(Extracted data entries)
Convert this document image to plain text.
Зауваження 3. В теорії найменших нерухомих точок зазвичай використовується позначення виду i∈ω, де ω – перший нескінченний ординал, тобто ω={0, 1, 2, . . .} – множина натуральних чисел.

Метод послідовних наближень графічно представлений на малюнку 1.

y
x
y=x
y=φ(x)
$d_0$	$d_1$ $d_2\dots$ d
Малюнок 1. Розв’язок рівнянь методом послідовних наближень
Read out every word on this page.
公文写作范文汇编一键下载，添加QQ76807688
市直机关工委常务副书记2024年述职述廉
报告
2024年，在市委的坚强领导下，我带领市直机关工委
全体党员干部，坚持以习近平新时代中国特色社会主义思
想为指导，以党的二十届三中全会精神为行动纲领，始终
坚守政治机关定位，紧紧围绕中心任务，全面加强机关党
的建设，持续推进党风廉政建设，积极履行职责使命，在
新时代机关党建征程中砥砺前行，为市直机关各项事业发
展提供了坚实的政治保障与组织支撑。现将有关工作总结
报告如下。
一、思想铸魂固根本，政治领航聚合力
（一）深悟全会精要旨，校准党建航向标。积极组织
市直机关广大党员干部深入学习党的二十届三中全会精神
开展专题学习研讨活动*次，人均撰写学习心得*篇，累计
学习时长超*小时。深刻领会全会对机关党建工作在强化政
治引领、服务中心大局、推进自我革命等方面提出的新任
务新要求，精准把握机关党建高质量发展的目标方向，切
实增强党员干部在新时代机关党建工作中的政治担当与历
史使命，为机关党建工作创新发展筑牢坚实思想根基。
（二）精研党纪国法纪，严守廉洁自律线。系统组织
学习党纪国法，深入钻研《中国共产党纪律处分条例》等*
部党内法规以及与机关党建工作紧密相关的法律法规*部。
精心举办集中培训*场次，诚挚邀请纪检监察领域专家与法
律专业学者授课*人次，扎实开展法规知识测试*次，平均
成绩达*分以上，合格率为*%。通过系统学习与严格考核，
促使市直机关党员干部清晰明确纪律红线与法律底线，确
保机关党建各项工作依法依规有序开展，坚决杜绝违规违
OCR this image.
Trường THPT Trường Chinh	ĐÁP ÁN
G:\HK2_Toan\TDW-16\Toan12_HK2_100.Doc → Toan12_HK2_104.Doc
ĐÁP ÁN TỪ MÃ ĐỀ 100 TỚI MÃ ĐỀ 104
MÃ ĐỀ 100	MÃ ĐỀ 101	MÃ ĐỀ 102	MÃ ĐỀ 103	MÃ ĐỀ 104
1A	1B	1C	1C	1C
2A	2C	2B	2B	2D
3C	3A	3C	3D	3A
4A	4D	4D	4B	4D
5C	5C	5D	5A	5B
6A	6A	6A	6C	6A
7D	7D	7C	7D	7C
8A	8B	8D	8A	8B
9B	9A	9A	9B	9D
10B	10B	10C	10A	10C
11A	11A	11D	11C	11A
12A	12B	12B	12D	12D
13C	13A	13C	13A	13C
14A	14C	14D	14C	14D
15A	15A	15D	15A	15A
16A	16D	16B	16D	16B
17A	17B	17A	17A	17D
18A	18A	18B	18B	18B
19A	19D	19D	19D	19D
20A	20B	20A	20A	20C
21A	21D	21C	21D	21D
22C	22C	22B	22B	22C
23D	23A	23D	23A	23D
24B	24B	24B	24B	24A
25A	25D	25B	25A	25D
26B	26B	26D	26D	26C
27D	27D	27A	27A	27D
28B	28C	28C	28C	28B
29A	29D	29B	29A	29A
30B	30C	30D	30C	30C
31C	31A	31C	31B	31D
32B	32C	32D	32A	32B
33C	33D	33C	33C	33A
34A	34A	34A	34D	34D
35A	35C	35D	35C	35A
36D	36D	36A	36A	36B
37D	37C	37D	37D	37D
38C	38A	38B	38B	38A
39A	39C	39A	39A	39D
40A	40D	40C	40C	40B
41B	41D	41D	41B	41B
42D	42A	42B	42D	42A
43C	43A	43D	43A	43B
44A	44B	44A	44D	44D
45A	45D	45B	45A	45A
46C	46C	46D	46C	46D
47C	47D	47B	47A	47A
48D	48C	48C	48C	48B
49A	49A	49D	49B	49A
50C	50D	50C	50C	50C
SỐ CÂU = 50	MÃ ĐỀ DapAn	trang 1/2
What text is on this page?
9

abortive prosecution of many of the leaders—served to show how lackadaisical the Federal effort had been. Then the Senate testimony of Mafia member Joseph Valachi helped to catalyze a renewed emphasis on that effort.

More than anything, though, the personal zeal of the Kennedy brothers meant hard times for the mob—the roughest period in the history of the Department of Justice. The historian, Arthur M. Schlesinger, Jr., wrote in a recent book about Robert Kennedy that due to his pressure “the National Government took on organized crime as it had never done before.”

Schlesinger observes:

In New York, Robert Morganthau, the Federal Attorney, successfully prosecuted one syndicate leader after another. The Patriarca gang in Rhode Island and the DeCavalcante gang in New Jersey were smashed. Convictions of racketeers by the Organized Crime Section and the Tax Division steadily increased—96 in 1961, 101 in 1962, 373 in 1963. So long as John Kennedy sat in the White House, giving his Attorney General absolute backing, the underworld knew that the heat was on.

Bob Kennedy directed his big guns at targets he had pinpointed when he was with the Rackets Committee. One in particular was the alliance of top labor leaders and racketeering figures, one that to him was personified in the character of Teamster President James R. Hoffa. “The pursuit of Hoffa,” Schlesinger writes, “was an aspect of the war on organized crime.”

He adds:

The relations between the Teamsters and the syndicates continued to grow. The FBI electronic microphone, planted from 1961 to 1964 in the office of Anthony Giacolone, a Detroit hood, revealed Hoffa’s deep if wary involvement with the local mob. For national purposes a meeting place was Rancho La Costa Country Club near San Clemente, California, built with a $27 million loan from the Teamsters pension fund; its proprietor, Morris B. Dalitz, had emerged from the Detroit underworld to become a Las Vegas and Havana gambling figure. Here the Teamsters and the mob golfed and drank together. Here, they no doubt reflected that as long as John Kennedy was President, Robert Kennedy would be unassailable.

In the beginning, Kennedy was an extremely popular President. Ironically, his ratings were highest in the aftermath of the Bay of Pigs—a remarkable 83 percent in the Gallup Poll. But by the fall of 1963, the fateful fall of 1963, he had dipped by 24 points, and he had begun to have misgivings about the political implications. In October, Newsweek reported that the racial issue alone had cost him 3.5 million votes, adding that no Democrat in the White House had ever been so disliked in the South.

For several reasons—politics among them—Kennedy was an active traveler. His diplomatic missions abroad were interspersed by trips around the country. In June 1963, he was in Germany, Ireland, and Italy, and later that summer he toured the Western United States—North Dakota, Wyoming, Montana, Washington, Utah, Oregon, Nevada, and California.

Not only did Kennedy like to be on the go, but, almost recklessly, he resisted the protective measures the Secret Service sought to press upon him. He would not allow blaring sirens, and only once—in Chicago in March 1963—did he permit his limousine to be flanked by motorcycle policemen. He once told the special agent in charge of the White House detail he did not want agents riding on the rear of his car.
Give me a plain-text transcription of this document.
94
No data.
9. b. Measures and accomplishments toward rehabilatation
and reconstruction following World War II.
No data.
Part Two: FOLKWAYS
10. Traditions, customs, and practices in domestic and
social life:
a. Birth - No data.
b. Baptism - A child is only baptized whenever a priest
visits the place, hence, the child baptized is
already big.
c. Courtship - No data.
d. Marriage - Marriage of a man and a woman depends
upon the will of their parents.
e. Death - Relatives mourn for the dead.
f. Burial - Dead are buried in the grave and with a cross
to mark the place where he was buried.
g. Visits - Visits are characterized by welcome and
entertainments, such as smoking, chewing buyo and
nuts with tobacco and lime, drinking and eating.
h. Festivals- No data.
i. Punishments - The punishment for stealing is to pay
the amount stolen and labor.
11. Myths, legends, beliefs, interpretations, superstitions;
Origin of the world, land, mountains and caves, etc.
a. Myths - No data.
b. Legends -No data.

▶ _WHAT TO DO_
List the lines of the material in which the word "child" occurs.

▶ _OUTPUT FOR THIS TASK_
b. Baptism - A child is only baptized whenever a priest
visits the place, hence, the child baptized is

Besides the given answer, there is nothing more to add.